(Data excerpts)
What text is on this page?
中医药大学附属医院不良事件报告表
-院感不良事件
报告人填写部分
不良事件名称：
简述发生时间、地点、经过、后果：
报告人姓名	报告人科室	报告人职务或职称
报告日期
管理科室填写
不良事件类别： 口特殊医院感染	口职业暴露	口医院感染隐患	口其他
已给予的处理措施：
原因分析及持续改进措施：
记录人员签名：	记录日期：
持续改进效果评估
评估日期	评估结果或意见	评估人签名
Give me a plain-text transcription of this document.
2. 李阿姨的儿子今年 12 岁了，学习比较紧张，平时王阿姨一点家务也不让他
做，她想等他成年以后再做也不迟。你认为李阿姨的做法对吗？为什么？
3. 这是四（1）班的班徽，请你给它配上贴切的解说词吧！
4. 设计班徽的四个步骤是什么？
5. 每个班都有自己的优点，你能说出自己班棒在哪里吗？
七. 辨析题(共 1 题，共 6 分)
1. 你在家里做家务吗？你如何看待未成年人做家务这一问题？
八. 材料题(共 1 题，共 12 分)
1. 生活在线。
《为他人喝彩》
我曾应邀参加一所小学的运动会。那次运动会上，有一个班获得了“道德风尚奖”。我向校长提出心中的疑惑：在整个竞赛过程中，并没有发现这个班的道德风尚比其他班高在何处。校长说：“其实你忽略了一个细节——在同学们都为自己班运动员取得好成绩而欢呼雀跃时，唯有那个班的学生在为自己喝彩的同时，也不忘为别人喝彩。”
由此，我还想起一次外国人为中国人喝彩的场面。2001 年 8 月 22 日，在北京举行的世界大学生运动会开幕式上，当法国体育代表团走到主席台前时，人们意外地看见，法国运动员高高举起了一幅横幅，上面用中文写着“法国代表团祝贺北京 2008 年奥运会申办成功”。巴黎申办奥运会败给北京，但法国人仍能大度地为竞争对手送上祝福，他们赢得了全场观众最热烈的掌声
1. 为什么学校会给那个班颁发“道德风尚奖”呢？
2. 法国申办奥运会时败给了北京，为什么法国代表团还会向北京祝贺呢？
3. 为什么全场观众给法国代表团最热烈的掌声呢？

Stated task
Reproduce the records above exactly as they appear.

Solution to the exercise
What text is on this page?
中医药大学附属医院不良事件报告表
-院感不良事件
报告人填写部分
不良事件名称：
简述发生时间、地点、经过、后果：
报告人姓名	报告人科室	报告人职务或职称
报告日期
管理科室填写
不良事件类别： 口特殊医院感染	口职业暴露	口医院感染隐患	口其他
已给予的处理措施：
原因分析及持续改进措施：
记录人员签名：	记录日期：
持续改进效果评估
评估日期	评估结果或意见	评估人签名
Give me a plain-text transcription of this document.
2. 李阿姨的儿子今年 12 岁了，学习比较紧张，平时王阿姨一点家务也不让他
做，她想等他成年以后再做也不迟。你认为李阿姨的做法对吗？为什么？
3. 这是四（1）班的班徽，请你给它配上贴切的解说词吧！
4. 设计班徽的四个步骤是什么？
5. 每个班都有自己的优点，你能说出自己班棒在哪里吗？
七. 辨析题(共 1 题，共 6 分)
1. 你在家里做家务吗？你如何看待未成年人做家务这一问题？
八. 材料题(共 1 题，共 12 分)
1. 生活在线。
《为他人喝彩》
我曾应邀参加一所小学的运动会。那次运动会上，有一个班获得了“道德风尚奖”。我向校长提出心中的疑惑：在整个竞赛过程中，并没有发现这个班的道德风尚比其他班高在何处。校长说：“其实你忽略了一个细节——在同学们都为自己班运动员取得好成绩而欢呼雀跃时，唯有那个班的学生在为自己喝彩的同时，也不忘为别人喝彩。”
由此，我还想起一次外国人为中国人喝彩的场面。2001 年 8 月 22 日，在北京举行的世界大学生运动会开幕式上，当法国体育代表团走到主席台前时，人们意外地看见，法国运动员高高举起了一幅横幅，上面用中文写着“法国代表团祝贺北京 2008 年奥运会申办成功”。巴黎申办奥运会败给北京，但法国人仍能大度地为竞争对手送上祝福，他们赢得了全场观众最热烈的掌声
1. 为什么学校会给那个班颁发“道德风尚奖”呢？
2. 法国申办奥运会时败给了北京，为什么法国代表团还会向北京祝贺呢？
3. 为什么全场观众给法国代表团最热烈的掌声呢？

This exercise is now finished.